Prompt — From the entries that follow, extract each line holding the string "BUFFALO".

Material for the task —
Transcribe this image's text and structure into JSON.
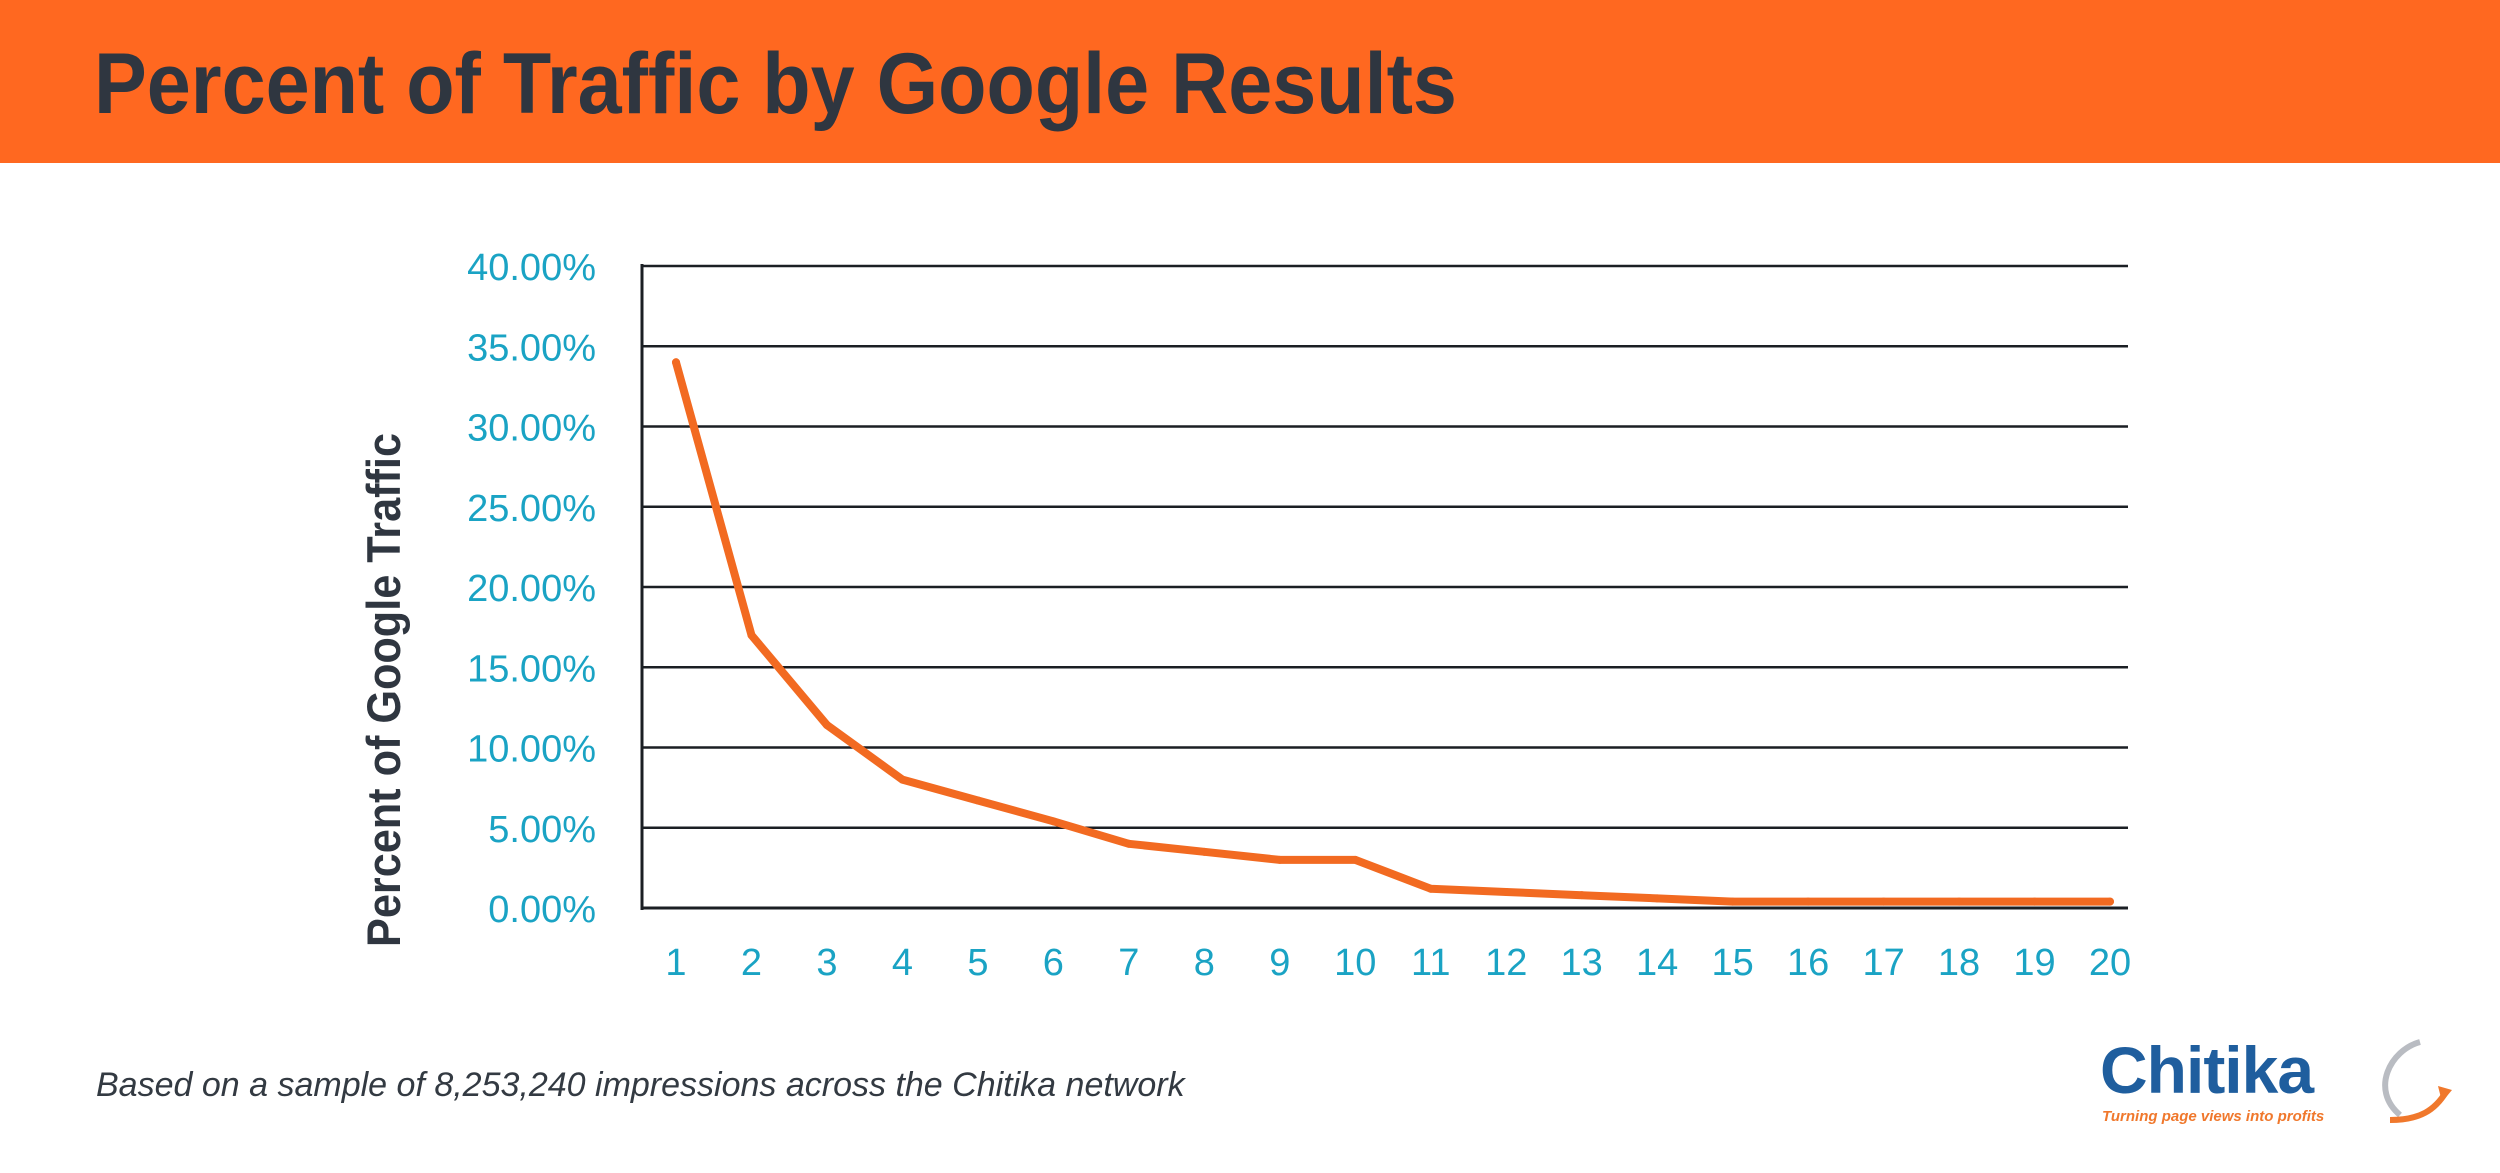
{
  "header": {
    "title": "Percent of Traffic by Google Results"
  },
  "colors": {
    "header_bg": "#ff6820",
    "title_text": "#2f3640",
    "tick_text": "#1aa3c4",
    "line": "#f26a21",
    "grid": "#1b1f24"
  },
  "chart_data": {
    "type": "line",
    "title": "",
    "xlabel": "",
    "ylabel": "Percent of Google Traffic",
    "x": [
      1,
      2,
      3,
      4,
      5,
      6,
      7,
      8,
      9,
      10,
      11,
      12,
      13,
      14,
      15,
      16,
      17,
      18,
      19,
      20
    ],
    "y_tick_labels": [
      "0.00%",
      "5.00%",
      "10.00%",
      "15.00%",
      "20.00%",
      "25.00%",
      "30.00%",
      "35.00%",
      "40.00%"
    ],
    "ylim": [
      0,
      40
    ],
    "grid": true,
    "legend": "none",
    "series": [
      {
        "values": [
          34.0,
          17.0,
          11.4,
          8.0,
          6.7,
          5.4,
          4.0,
          3.5,
          3.0,
          3.0,
          1.2,
          1.0,
          0.8,
          0.6,
          0.4,
          0.4,
          0.4,
          0.4,
          0.4,
          0.4
        ]
      }
    ]
  },
  "footnote": "Based on a sample of 8,253,240 impressions across the Chitika network",
  "logo": {
    "name": "Chitika",
    "tagline": "Turning page views into profits"
  }
}
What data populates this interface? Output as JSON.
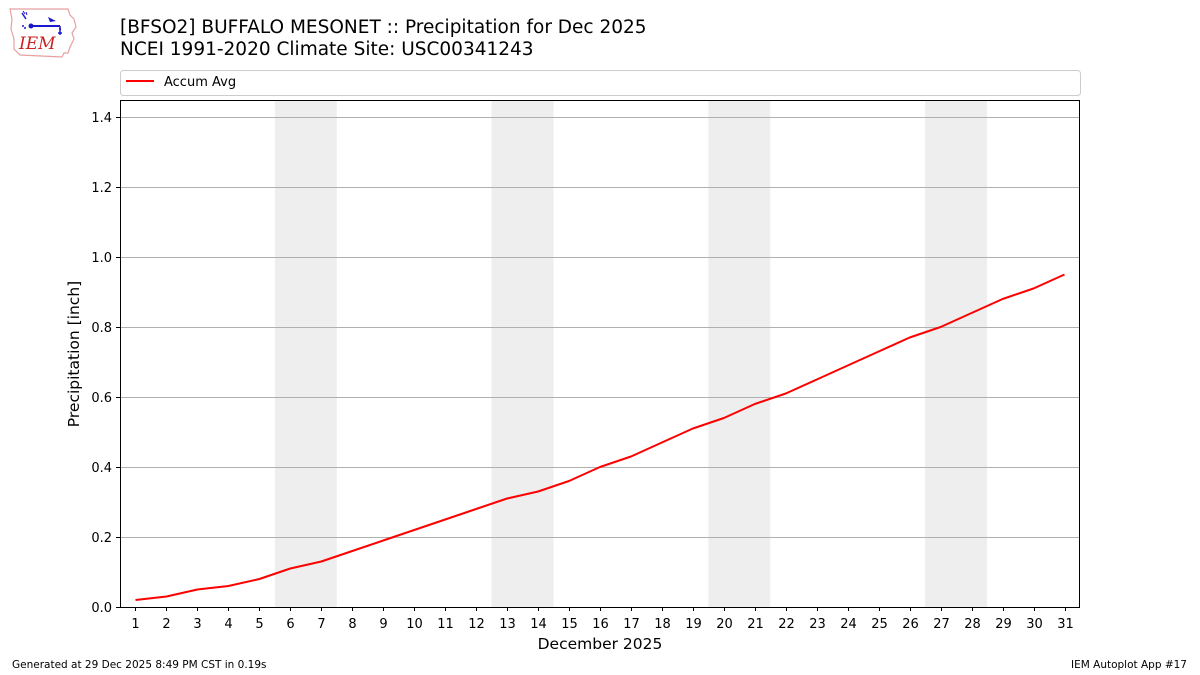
{
  "header": {
    "title_line1": "[BFSO2] BUFFALO MESONET :: Precipitation for Dec 2025",
    "title_line2": "NCEI 1991-2020 Climate Site: USC00341243",
    "logo_text": "IEM"
  },
  "footer": {
    "generated": "Generated at 29 Dec 2025 8:49 PM CST in 0.19s",
    "app": "IEM Autoplot App #17"
  },
  "colors": {
    "series": "#ff0000",
    "weekend_band": "#eeeeee",
    "grid": "#b0b0b0",
    "logo_red": "#cc2222",
    "logo_blue": "#1a1acc"
  },
  "chart_data": {
    "type": "line",
    "title": "[BFSO2] BUFFALO MESONET :: Precipitation for Dec 2025 / NCEI 1991-2020 Climate Site: USC00341243",
    "xlabel": "December 2025",
    "ylabel": "Precipitation [inch]",
    "xlim": [
      0.5,
      31.5
    ],
    "ylim": [
      0,
      1.45
    ],
    "yticks": [
      0.0,
      0.2,
      0.4,
      0.6,
      0.8,
      1.0,
      1.2,
      1.4
    ],
    "ytick_labels": [
      "0.0",
      "0.2",
      "0.4",
      "0.6",
      "0.8",
      "1.0",
      "1.2",
      "1.4"
    ],
    "x": [
      1,
      2,
      3,
      4,
      5,
      6,
      7,
      8,
      9,
      10,
      11,
      12,
      13,
      14,
      15,
      16,
      17,
      18,
      19,
      20,
      21,
      22,
      23,
      24,
      25,
      26,
      27,
      28,
      29,
      30,
      31
    ],
    "xtick_labels": [
      "1",
      "2",
      "3",
      "4",
      "5",
      "6",
      "7",
      "8",
      "9",
      "10",
      "11",
      "12",
      "13",
      "14",
      "15",
      "16",
      "17",
      "18",
      "19",
      "20",
      "21",
      "22",
      "23",
      "24",
      "25",
      "26",
      "27",
      "28",
      "29",
      "30",
      "31"
    ],
    "grid": "horizontal",
    "legend_position": "top, above plot",
    "weekend_shading": [
      [
        5.5,
        7.5
      ],
      [
        12.5,
        14.5
      ],
      [
        19.5,
        21.5
      ],
      [
        26.5,
        28.5
      ]
    ],
    "series": [
      {
        "name": "Accum Avg",
        "color": "#ff0000",
        "values": [
          0.02,
          0.03,
          0.05,
          0.06,
          0.08,
          0.11,
          0.13,
          0.16,
          0.19,
          0.22,
          0.25,
          0.28,
          0.31,
          0.33,
          0.36,
          0.4,
          0.43,
          0.47,
          0.51,
          0.54,
          0.58,
          0.61,
          0.65,
          0.69,
          0.73,
          0.77,
          0.8,
          0.84,
          0.88,
          0.91,
          0.95
        ]
      }
    ]
  }
}
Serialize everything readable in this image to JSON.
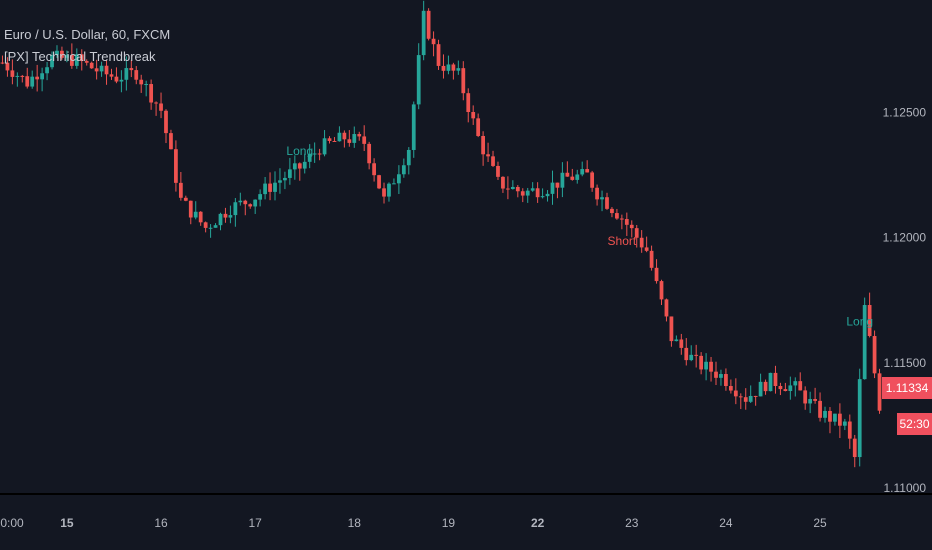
{
  "header": {
    "title": "Euro / U.S. Dollar, 60, FXCM",
    "indicator": "[PX] Technical Trendbreak"
  },
  "colors": {
    "background": "#131722",
    "up": "#26a69a",
    "down": "#ef5350",
    "signal_long": "#26a69a",
    "signal_short": "#ef5350",
    "axis_text": "#b2b5be",
    "axis_line": "#000000"
  },
  "price_axis": {
    "ticks": [
      "1.12500",
      "1.12000",
      "1.11500",
      "1.11000"
    ],
    "last_price": "1.11334",
    "countdown": "52:30"
  },
  "time_axis": {
    "ticks": [
      "0:00",
      "15",
      "16",
      "17",
      "18",
      "19",
      "22",
      "23",
      "24",
      "25"
    ]
  },
  "chart_data": {
    "type": "candlestick",
    "instrument": "EUR/USD",
    "timeframe": "60",
    "ylim": [
      1.1098,
      1.1295
    ],
    "y_ticks": [
      1.125,
      1.12,
      1.115,
      1.11
    ],
    "x_ticks": [
      "0:00",
      "15",
      "16",
      "17",
      "18",
      "19",
      "22",
      "23",
      "24",
      "25"
    ],
    "close_path": [
      [
        0,
        1.127
      ],
      [
        5,
        1.1262
      ],
      [
        10,
        1.1272
      ],
      [
        15,
        1.1271
      ],
      [
        20,
        1.1266
      ],
      [
        23,
        1.1264
      ],
      [
        27,
        1.1266
      ],
      [
        32,
        1.1251
      ],
      [
        36,
        1.1215
      ],
      [
        41,
        1.1204
      ],
      [
        46,
        1.1212
      ],
      [
        50,
        1.1215
      ],
      [
        55,
        1.1222
      ],
      [
        60,
        1.1228
      ],
      [
        64,
        1.1236
      ],
      [
        69,
        1.124
      ],
      [
        73,
        1.1238
      ],
      [
        77,
        1.1215
      ],
      [
        82,
        1.1236
      ],
      [
        85,
        1.1288
      ],
      [
        88,
        1.127
      ],
      [
        92,
        1.1265
      ],
      [
        96,
        1.124
      ],
      [
        100,
        1.1222
      ],
      [
        105,
        1.1218
      ],
      [
        110,
        1.122
      ],
      [
        114,
        1.1224
      ],
      [
        118,
        1.1225
      ],
      [
        120,
        1.1218
      ],
      [
        125,
        1.1208
      ],
      [
        130,
        1.1195
      ],
      [
        135,
        1.116
      ],
      [
        140,
        1.115
      ],
      [
        145,
        1.1145
      ],
      [
        150,
        1.1136
      ],
      [
        155,
        1.1143
      ],
      [
        160,
        1.114
      ],
      [
        165,
        1.113
      ],
      [
        170,
        1.1125
      ],
      [
        172,
        1.1112
      ],
      [
        174,
        1.1172
      ],
      [
        177,
        1.1133
      ]
    ],
    "signals": [
      {
        "label": "Long",
        "x": 60,
        "price": 1.1233
      },
      {
        "label": "Short",
        "x": 125,
        "price": 1.1197
      },
      {
        "label": "Long",
        "x": 173,
        "price": 1.1165
      }
    ]
  }
}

Expected answer —
    "title_line1": "[BFSO2] BUFFALO MESONET :: Precipitation for Dec 2025",
    "title": "[BFSO2] BUFFALO MESONET :: Precipitation for Dec 2025 / NCEI 1991-2020 Climate Site: USC00341243",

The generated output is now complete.